== DATA
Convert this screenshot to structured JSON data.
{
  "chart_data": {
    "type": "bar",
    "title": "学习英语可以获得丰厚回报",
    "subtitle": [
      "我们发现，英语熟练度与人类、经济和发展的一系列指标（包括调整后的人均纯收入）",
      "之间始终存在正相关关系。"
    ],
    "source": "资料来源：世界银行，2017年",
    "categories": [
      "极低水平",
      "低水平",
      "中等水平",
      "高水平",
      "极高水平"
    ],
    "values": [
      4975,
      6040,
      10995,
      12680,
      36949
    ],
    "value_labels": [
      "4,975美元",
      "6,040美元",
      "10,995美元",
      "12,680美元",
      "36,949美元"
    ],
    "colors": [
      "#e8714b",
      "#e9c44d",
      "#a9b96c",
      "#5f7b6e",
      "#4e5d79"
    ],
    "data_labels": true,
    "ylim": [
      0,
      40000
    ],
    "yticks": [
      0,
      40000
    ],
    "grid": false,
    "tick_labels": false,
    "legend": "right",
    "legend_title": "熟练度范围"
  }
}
====
• _YOUR OBJECTIVE_
Write down every line of the data exactly as it appears above.

• _SOLUTION BELOW_
Convert this screenshot to structured JSON data.
{
  "chart_data": {
    "type": "bar",
    "title": "学习英语可以获得丰厚回报",
    "subtitle": [
      "我们发现，英语熟练度与人类、经济和发展的一系列指标（包括调整后的人均纯收入）",
      "之间始终存在正相关关系。"
    ],
    "source": "资料来源：世界银行，2017年",
    "categories": [
      "极低水平",
      "低水平",
      "中等水平",
      "高水平",
      "极高水平"
    ],
    "values": [
      4975,
      6040,
      10995,
      12680,
      36949
    ],
    "value_labels": [
      "4,975美元",
      "6,040美元",
      "10,995美元",
      "12,680美元",
      "36,949美元"
    ],
    "colors": [
      "#e8714b",
      "#e9c44d",
      "#a9b96c",
      "#5f7b6e",
      "#4e5d79"
    ],
    "data_labels": true,
    "ylim": [
      0,
      40000
    ],
    "yticks": [
      0,
      40000
    ],
    "grid": false,
    "tick_labels": false,
    "legend": "right",
    "legend_title": "熟练度范围"
  }
}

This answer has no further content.